Goal of the exercise: Collect each line holding the string "Allain".

═════ Data to use

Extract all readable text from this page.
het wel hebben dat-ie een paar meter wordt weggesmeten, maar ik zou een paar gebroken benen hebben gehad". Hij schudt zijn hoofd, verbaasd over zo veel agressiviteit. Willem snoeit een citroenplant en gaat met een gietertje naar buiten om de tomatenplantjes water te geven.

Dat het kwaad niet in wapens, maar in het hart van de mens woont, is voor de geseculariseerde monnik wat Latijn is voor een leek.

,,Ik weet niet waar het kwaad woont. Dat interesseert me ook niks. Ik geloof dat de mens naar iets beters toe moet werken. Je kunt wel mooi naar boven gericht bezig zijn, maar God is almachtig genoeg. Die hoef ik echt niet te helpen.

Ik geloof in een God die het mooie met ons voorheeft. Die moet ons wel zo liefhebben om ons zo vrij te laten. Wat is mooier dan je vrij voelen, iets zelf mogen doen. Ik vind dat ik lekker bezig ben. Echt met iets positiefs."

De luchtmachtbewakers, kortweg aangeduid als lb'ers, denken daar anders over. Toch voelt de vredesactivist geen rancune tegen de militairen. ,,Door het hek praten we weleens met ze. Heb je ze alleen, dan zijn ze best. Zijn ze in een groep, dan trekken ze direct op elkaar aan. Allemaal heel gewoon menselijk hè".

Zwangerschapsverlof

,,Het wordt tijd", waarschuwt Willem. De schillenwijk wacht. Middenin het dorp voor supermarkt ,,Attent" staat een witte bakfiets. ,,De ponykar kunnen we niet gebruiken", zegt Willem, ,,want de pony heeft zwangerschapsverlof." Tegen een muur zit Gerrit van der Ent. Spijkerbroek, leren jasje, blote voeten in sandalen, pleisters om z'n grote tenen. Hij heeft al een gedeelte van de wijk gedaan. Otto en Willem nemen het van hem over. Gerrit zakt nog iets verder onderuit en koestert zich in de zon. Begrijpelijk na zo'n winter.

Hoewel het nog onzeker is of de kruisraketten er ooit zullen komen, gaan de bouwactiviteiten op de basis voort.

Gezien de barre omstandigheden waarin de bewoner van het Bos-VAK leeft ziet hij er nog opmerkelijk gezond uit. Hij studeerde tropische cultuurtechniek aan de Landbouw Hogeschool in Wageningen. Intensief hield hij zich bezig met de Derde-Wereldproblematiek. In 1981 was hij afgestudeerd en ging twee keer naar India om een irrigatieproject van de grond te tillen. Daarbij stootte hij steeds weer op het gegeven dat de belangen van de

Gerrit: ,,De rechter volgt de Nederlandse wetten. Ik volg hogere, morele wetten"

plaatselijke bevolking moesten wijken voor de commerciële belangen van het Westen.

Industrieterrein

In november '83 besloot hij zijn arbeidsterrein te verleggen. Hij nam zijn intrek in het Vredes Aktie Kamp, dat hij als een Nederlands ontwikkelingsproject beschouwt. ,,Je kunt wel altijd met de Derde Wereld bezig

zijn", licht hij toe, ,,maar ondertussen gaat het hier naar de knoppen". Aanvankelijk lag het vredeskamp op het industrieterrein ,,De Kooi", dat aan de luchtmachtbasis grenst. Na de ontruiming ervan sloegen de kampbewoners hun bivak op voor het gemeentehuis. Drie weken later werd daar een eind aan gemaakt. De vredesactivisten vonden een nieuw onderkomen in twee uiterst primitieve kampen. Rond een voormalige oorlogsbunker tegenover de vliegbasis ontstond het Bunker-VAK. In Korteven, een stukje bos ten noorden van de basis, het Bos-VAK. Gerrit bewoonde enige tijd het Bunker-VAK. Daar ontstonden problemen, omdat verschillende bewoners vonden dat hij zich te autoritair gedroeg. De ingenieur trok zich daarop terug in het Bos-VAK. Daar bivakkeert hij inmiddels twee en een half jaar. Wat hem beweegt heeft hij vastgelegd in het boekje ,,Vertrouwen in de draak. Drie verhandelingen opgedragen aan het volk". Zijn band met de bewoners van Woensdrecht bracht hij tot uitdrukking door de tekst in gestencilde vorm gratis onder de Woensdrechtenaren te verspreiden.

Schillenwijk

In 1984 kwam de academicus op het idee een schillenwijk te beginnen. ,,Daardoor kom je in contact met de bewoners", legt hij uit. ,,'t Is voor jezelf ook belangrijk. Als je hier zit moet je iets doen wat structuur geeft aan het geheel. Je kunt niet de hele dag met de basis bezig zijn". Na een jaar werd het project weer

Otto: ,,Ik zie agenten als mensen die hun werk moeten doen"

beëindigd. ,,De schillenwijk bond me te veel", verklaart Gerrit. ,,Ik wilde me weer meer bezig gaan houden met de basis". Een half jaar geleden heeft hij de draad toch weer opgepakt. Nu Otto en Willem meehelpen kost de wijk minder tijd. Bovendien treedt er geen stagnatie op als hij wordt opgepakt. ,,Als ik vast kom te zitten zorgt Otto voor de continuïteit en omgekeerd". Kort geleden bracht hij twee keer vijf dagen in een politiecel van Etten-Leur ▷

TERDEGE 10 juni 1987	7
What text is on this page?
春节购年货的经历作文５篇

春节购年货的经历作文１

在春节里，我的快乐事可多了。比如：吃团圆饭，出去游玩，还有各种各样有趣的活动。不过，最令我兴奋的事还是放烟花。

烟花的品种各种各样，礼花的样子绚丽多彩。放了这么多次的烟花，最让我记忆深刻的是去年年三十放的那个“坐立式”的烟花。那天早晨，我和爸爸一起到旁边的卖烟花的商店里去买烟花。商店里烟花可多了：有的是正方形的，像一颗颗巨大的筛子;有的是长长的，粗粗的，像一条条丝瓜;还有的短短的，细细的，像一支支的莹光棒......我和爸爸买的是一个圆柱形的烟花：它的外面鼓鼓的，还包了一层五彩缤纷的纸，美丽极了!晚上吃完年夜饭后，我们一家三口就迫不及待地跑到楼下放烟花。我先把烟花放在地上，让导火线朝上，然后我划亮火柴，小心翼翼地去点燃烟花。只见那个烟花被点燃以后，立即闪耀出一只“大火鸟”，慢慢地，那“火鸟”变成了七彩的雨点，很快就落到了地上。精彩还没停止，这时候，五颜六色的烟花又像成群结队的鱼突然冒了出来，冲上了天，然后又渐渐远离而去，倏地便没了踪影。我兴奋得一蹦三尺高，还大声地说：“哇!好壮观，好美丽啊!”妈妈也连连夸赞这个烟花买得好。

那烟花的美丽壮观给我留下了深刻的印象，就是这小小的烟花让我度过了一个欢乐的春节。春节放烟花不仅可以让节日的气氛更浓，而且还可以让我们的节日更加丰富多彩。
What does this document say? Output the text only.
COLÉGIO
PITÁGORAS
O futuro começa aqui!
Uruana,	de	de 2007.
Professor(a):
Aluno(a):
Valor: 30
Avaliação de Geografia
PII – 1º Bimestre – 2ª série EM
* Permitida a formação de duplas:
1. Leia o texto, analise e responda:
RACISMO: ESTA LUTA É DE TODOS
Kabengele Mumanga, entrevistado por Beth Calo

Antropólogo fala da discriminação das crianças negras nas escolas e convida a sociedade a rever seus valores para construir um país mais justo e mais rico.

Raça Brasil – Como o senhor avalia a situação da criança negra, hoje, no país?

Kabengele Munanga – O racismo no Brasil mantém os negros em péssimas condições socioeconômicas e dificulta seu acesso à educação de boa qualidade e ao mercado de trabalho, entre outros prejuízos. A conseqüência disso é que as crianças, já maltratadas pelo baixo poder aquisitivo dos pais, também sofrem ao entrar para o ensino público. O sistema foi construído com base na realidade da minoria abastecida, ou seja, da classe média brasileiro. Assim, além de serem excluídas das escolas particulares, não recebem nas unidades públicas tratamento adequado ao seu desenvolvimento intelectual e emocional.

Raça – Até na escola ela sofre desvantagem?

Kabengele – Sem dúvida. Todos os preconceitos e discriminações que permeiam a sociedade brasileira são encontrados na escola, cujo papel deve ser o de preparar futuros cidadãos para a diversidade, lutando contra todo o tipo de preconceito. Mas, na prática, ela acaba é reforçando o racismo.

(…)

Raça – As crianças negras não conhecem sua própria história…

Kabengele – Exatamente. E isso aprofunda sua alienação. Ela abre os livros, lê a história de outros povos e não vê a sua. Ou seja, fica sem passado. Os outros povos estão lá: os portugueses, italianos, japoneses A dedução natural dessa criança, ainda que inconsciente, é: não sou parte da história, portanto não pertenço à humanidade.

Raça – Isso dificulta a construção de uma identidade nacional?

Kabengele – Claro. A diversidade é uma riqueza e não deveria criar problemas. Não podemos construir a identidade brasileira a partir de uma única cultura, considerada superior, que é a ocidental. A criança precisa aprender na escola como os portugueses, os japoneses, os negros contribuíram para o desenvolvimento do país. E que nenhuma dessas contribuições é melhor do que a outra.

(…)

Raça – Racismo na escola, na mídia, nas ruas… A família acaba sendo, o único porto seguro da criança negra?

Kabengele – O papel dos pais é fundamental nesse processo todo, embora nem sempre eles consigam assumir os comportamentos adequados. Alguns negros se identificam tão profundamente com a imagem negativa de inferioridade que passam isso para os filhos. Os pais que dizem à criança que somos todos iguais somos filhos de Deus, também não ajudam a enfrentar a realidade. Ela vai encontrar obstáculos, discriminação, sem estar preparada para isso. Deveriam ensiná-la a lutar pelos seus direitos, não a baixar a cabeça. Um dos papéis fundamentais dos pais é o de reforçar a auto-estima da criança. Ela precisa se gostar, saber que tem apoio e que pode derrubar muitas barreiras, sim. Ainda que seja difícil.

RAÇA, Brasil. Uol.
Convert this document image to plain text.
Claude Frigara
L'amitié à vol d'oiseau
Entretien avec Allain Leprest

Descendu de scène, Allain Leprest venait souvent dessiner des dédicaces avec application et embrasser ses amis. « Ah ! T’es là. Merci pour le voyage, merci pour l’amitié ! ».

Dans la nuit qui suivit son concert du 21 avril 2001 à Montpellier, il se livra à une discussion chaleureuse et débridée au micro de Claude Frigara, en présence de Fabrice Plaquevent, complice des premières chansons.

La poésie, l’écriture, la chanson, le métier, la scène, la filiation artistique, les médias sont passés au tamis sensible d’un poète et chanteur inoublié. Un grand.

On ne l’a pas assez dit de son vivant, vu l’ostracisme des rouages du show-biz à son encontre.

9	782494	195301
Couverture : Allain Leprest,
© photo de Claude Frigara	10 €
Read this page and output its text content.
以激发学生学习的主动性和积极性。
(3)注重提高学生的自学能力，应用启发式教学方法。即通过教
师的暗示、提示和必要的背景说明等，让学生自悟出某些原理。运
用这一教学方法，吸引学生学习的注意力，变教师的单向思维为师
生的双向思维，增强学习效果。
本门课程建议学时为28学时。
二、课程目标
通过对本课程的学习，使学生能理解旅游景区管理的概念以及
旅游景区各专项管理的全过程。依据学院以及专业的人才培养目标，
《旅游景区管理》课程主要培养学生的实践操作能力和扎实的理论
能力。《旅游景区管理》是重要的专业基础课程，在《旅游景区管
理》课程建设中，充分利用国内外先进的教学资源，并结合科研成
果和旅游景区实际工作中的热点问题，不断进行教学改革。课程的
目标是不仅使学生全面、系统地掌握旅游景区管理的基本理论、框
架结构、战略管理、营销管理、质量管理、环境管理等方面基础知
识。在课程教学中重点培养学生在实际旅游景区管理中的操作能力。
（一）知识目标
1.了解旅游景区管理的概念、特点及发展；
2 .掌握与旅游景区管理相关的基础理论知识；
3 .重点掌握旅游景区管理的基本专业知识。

══════════

Complete answer:
Entretien avec Allain Leprest
Descendu de scène, Allain Leprest venait souvent dessiner des dédicaces avec application et embrasser ses amis. « Ah ! T’es là. Merci pour le voyage, merci pour l’amitié ! ».
Couverture : Allain Leprest,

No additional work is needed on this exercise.